Write out every single entry exactly.

+ + + +

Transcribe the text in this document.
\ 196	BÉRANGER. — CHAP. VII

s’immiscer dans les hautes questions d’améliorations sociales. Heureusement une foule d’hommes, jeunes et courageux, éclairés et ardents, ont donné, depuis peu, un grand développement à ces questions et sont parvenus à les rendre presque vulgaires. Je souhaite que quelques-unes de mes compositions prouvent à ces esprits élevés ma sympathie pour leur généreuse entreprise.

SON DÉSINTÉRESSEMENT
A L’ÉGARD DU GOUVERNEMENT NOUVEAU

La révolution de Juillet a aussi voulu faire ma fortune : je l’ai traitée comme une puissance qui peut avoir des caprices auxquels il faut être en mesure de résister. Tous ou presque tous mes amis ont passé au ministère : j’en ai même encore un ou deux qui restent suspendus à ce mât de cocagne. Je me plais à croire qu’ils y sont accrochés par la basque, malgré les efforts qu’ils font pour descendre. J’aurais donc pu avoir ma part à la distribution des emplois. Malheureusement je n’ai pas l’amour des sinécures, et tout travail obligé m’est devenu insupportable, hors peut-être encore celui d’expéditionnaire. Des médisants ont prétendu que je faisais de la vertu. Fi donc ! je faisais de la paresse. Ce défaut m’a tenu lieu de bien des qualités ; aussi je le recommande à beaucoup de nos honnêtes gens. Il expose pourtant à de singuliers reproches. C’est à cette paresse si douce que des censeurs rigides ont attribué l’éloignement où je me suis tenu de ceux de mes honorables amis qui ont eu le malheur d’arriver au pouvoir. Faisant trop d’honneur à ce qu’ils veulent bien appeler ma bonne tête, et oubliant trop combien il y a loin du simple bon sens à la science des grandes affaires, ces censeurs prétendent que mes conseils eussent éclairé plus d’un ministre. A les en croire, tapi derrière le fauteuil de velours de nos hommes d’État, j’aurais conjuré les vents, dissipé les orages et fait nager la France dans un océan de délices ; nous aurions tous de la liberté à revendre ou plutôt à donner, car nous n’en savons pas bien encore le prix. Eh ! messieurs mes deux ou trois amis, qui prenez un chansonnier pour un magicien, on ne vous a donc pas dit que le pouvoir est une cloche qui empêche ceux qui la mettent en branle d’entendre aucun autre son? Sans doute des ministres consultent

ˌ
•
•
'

+ + + +

§ **FULL SOLUTION**:
Transcribe the text in this document.
\ 196	BÉRANGER. — CHAP. VII

s’immiscer dans les hautes questions d’améliorations sociales. Heureusement une foule d’hommes, jeunes et courageux, éclairés et ardents, ont donné, depuis peu, un grand développement à ces questions et sont parvenus à les rendre presque vulgaires. Je souhaite que quelques-unes de mes compositions prouvent à ces esprits élevés ma sympathie pour leur généreuse entreprise.

SON DÉSINTÉRESSEMENT
A L’ÉGARD DU GOUVERNEMENT NOUVEAU

La révolution de Juillet a aussi voulu faire ma fortune : je l’ai traitée comme une puissance qui peut avoir des caprices auxquels il faut être en mesure de résister. Tous ou presque tous mes amis ont passé au ministère : j’en ai même encore un ou deux qui restent suspendus à ce mât de cocagne. Je me plais à croire qu’ils y sont accrochés par la basque, malgré les efforts qu’ils font pour descendre. J’aurais donc pu avoir ma part à la distribution des emplois. Malheureusement je n’ai pas l’amour des sinécures, et tout travail obligé m’est devenu insupportable, hors peut-être encore celui d’expéditionnaire. Des médisants ont prétendu que je faisais de la vertu. Fi donc ! je faisais de la paresse. Ce défaut m’a tenu lieu de bien des qualités ; aussi je le recommande à beaucoup de nos honnêtes gens. Il expose pourtant à de singuliers reproches. C’est à cette paresse si douce que des censeurs rigides ont attribué l’éloignement où je me suis tenu de ceux de mes honorables amis qui ont eu le malheur d’arriver au pouvoir. Faisant trop d’honneur à ce qu’ils veulent bien appeler ma bonne tête, et oubliant trop combien il y a loin du simple bon sens à la science des grandes affaires, ces censeurs prétendent que mes conseils eussent éclairé plus d’un ministre. A les en croire, tapi derrière le fauteuil de velours de nos hommes d’État, j’aurais conjuré les vents, dissipé les orages et fait nager la France dans un océan de délices ; nous aurions tous de la liberté à revendre ou plutôt à donner, car nous n’en savons pas bien encore le prix. Eh ! messieurs mes deux ou trois amis, qui prenez un chansonnier pour un magicien, on ne vous a donc pas dit que le pouvoir est une cloche qui empêche ceux qui la mettent en branle d’entendre aucun autre son? Sans doute des ministres consultent

ˌ
•
•
'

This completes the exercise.